Stated goal - Return every entry exactly as written.

* BEGIN Given data *

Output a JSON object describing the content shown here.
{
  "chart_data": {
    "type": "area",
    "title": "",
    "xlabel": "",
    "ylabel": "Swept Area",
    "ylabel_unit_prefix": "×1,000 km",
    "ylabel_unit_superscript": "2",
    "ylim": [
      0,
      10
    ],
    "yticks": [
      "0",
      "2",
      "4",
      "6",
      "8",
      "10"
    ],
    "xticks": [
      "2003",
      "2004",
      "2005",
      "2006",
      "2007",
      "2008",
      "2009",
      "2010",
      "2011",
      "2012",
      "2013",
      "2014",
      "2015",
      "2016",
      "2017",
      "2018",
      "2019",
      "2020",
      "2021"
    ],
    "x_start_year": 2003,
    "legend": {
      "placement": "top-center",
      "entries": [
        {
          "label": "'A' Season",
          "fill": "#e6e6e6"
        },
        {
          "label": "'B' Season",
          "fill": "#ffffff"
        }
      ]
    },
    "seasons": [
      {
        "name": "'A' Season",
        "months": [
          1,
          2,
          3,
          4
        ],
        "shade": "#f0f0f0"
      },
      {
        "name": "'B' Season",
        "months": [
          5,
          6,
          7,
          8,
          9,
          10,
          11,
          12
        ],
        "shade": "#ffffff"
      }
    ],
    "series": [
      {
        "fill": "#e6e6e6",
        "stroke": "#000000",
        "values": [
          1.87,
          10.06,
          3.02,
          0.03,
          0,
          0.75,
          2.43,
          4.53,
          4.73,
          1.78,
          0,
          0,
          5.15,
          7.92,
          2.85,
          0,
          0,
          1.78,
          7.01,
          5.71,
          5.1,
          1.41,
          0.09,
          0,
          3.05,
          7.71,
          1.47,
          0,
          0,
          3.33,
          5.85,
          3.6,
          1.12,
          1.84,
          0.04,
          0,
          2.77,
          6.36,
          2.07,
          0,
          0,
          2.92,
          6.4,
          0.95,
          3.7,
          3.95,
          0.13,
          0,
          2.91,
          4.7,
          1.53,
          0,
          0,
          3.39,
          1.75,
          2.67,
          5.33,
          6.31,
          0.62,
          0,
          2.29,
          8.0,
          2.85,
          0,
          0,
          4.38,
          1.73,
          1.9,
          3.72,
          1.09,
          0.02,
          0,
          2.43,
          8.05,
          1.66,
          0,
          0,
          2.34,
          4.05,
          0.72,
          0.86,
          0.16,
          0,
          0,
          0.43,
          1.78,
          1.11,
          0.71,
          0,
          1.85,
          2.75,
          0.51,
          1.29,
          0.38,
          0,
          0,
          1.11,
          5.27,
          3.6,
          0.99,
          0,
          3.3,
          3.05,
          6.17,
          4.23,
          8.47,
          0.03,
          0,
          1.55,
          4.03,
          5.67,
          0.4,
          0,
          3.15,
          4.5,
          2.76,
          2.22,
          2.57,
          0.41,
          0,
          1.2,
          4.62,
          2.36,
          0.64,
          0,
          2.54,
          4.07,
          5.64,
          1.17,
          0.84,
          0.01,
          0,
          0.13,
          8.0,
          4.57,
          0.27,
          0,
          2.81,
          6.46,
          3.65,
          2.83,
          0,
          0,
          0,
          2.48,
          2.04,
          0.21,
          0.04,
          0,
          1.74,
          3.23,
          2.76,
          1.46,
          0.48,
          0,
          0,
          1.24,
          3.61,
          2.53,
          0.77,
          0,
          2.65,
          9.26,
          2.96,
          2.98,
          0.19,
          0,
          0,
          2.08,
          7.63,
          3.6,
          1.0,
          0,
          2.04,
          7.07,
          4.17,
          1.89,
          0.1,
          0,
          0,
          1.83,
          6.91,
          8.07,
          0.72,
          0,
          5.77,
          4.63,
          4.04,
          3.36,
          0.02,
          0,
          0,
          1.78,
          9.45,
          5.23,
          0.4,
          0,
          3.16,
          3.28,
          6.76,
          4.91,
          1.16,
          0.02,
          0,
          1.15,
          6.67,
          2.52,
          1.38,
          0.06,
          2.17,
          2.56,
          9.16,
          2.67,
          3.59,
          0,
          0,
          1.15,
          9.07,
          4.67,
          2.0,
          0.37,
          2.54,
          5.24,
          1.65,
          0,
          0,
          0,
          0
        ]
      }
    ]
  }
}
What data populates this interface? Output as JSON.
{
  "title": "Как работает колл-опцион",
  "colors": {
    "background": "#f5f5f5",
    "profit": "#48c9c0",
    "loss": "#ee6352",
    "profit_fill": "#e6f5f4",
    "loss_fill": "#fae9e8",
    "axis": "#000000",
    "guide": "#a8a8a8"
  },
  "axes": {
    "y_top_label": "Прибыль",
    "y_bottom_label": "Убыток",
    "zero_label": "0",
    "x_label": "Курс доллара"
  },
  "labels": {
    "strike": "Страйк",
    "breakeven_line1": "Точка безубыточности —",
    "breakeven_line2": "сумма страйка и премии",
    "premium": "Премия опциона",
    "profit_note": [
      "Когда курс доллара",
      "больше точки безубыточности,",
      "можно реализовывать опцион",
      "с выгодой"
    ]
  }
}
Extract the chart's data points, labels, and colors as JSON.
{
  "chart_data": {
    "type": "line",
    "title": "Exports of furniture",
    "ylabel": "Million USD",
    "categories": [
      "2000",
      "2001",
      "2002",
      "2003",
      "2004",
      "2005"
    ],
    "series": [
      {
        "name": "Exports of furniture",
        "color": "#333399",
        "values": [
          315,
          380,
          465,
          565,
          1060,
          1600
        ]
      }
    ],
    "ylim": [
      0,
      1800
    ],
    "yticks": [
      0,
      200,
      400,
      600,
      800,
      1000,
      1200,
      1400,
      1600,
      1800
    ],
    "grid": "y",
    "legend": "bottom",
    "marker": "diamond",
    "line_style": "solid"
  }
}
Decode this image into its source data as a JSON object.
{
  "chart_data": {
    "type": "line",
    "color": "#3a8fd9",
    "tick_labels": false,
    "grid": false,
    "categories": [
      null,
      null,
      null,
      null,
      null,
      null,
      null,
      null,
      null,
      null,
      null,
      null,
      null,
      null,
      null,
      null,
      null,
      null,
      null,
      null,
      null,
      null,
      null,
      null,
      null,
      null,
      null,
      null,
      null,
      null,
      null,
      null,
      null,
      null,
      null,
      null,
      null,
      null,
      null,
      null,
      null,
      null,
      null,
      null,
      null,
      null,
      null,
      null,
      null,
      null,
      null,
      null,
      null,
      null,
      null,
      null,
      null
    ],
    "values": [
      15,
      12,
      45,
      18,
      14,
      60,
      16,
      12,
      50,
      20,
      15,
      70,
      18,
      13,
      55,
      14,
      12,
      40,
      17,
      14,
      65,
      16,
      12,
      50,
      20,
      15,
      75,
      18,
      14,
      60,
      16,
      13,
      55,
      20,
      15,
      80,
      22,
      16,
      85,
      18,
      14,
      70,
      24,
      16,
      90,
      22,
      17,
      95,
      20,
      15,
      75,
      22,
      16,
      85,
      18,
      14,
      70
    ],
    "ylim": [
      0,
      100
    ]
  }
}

* END Given data *

Response to the task -
Output a JSON object describing the content shown here.
{
  "chart_data": {
    "type": "area",
    "title": "",
    "xlabel": "",
    "ylabel": "Swept Area",
    "ylabel_unit_prefix": "×1,000 km",
    "ylabel_unit_superscript": "2",
    "ylim": [
      0,
      10
    ],
    "yticks": [
      "0",
      "2",
      "4",
      "6",
      "8",
      "10"
    ],
    "xticks": [
      "2003",
      "2004",
      "2005",
      "2006",
      "2007",
      "2008",
      "2009",
      "2010",
      "2011",
      "2012",
      "2013",
      "2014",
      "2015",
      "2016",
      "2017",
      "2018",
      "2019",
      "2020",
      "2021"
    ],
    "x_start_year": 2003,
    "legend": {
      "placement": "top-center",
      "entries": [
        {
          "label": "'A' Season",
          "fill": "#e6e6e6"
        },
        {
          "label": "'B' Season",
          "fill": "#ffffff"
        }
      ]
    },
    "seasons": [
      {
        "name": "'A' Season",
        "months": [
          1,
          2,
          3,
          4
        ],
        "shade": "#f0f0f0"
      },
      {
        "name": "'B' Season",
        "months": [
          5,
          6,
          7,
          8,
          9,
          10,
          11,
          12
        ],
        "shade": "#ffffff"
      }
    ],
    "series": [
      {
        "fill": "#e6e6e6",
        "stroke": "#000000",
        "values": [
          1.87,
          10.06,
          3.02,
          0.03,
          0,
          0.75,
          2.43,
          4.53,
          4.73,
          1.78,
          0,
          0,
          5.15,
          7.92,
          2.85,
          0,
          0,
          1.78,
          7.01,
          5.71,
          5.1,
          1.41,
          0.09,
          0,
          3.05,
          7.71,
          1.47,
          0,
          0,
          3.33,
          5.85,
          3.6,
          1.12,
          1.84,
          0.04,
          0,
          2.77,
          6.36,
          2.07,
          0,
          0,
          2.92,
          6.4,
          0.95,
          3.7,
          3.95,
          0.13,
          0,
          2.91,
          4.7,
          1.53,
          0,
          0,
          3.39,
          1.75,
          2.67,
          5.33,
          6.31,
          0.62,
          0,
          2.29,
          8.0,
          2.85,
          0,
          0,
          4.38,
          1.73,
          1.9,
          3.72,
          1.09,
          0.02,
          0,
          2.43,
          8.05,
          1.66,
          0,
          0,
          2.34,
          4.05,
          0.72,
          0.86,
          0.16,
          0,
          0,
          0.43,
          1.78,
          1.11,
          0.71,
          0,
          1.85,
          2.75,
          0.51,
          1.29,
          0.38,
          0,
          0,
          1.11,
          5.27,
          3.6,
          0.99,
          0,
          3.3,
          3.05,
          6.17,
          4.23,
          8.47,
          0.03,
          0,
          1.55,
          4.03,
          5.67,
          0.4,
          0,
          3.15,
          4.5,
          2.76,
          2.22,
          2.57,
          0.41,
          0,
          1.2,
          4.62,
          2.36,
          0.64,
          0,
          2.54,
          4.07,
          5.64,
          1.17,
          0.84,
          0.01,
          0,
          0.13,
          8.0,
          4.57,
          0.27,
          0,
          2.81,
          6.46,
          3.65,
          2.83,
          0,
          0,
          0,
          2.48,
          2.04,
          0.21,
          0.04,
          0,
          1.74,
          3.23,
          2.76,
          1.46,
          0.48,
          0,
          0,
          1.24,
          3.61,
          2.53,
          0.77,
          0,
          2.65,
          9.26,
          2.96,
          2.98,
          0.19,
          0,
          0,
          2.08,
          7.63,
          3.6,
          1.0,
          0,
          2.04,
          7.07,
          4.17,
          1.89,
          0.1,
          0,
          0,
          1.83,
          6.91,
          8.07,
          0.72,
          0,
          5.77,
          4.63,
          4.04,
          3.36,
          0.02,
          0,
          0,
          1.78,
          9.45,
          5.23,
          0.4,
          0,
          3.16,
          3.28,
          6.76,
          4.91,
          1.16,
          0.02,
          0,
          1.15,
          6.67,
          2.52,
          1.38,
          0.06,
          2.17,
          2.56,
          9.16,
          2.67,
          3.59,
          0,
          0,
          1.15,
          9.07,
          4.67,
          2.0,
          0.37,
          2.54,
          5.24,
          1.65,
          0,
          0,
          0,
          0
        ]
      }
    ]
  }
}
What data populates this interface? Output as JSON.
{
  "title": "Как работает колл-опцион",
  "colors": {
    "background": "#f5f5f5",
    "profit": "#48c9c0",
    "loss": "#ee6352",
    "profit_fill": "#e6f5f4",
    "loss_fill": "#fae9e8",
    "axis": "#000000",
    "guide": "#a8a8a8"
  },
  "axes": {
    "y_top_label": "Прибыль",
    "y_bottom_label": "Убыток",
    "zero_label": "0",
    "x_label": "Курс доллара"
  },
  "labels": {
    "strike": "Страйк",
    "breakeven_line1": "Точка безубыточности —",
    "breakeven_line2": "сумма страйка и премии",
    "premium": "Премия опциона",
    "profit_note": [
      "Когда курс доллара",
      "больше точки безубыточности,",
      "можно реализовывать опцион",
      "с выгодой"
    ]
  }
}
Extract the chart's data points, labels, and colors as JSON.
{
  "chart_data": {
    "type": "line",
    "title": "Exports of furniture",
    "ylabel": "Million USD",
    "categories": [
      "2000",
      "2001",
      "2002",
      "2003",
      "2004",
      "2005"
    ],
    "series": [
      {
        "name": "Exports of furniture",
        "color": "#333399",
        "values": [
          315,
          380,
          465,
          565,
          1060,
          1600
        ]
      }
    ],
    "ylim": [
      0,
      1800
    ],
    "yticks": [
      0,
      200,
      400,
      600,
      800,
      1000,
      1200,
      1400,
      1600,
      1800
    ],
    "grid": "y",
    "legend": "bottom",
    "marker": "diamond",
    "line_style": "solid"
  }
}
Decode this image into its source data as a JSON object.
{
  "chart_data": {
    "type": "line",
    "color": "#3a8fd9",
    "tick_labels": false,
    "grid": false,
    "categories": [
      null,
      null,
      null,
      null,
      null,
      null,
      null,
      null,
      null,
      null,
      null,
      null,
      null,
      null,
      null,
      null,
      null,
      null,
      null,
      null,
      null,
      null,
      null,
      null,
      null,
      null,
      null,
      null,
      null,
      null,
      null,
      null,
      null,
      null,
      null,
      null,
      null,
      null,
      null,
      null,
      null,
      null,
      null,
      null,
      null,
      null,
      null,
      null,
      null,
      null,
      null,
      null,
      null,
      null,
      null,
      null,
      null
    ],
    "values": [
      15,
      12,
      45,
      18,
      14,
      60,
      16,
      12,
      50,
      20,
      15,
      70,
      18,
      13,
      55,
      14,
      12,
      40,
      17,
      14,
      65,
      16,
      12,
      50,
      20,
      15,
      75,
      18,
      14,
      60,
      16,
      13,
      55,
      20,
      15,
      80,
      22,
      16,
      85,
      18,
      14,
      70,
      24,
      16,
      90,
      22,
      17,
      95,
      20,
      15,
      75,
      22,
      16,
      85,
      18,
      14,
      70
    ],
    "ylim": [
      0,
      100
    ]
  }
}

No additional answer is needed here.